Dataset rows:
* * * *
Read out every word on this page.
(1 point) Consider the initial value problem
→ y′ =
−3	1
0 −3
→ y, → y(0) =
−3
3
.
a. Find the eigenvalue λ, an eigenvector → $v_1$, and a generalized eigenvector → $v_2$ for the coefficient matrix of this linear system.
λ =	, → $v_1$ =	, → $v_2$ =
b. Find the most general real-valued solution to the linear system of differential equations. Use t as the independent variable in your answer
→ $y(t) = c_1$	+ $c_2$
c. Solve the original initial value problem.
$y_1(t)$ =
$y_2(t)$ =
* * * *
*Set problem:* Quote all the records. Keep every word exact.

*Correct output:*
Read out every word on this page.
(1 point) Consider the initial value problem
→ y′ =
−3	1
0 −3
→ y, → y(0) =
−3
3
.
a. Find the eigenvalue λ, an eigenvector → $v_1$, and a generalized eigenvector → $v_2$ for the coefficient matrix of this linear system.
λ =	, → $v_1$ =	, → $v_2$ =
b. Find the most general real-valued solution to the linear system of differential equations. Use t as the independent variable in your answer
→ $y(t) = c_1$	+ $c_2$
c. Solve the original initial value problem.
$y_1(t)$ =
$y_2(t)$ =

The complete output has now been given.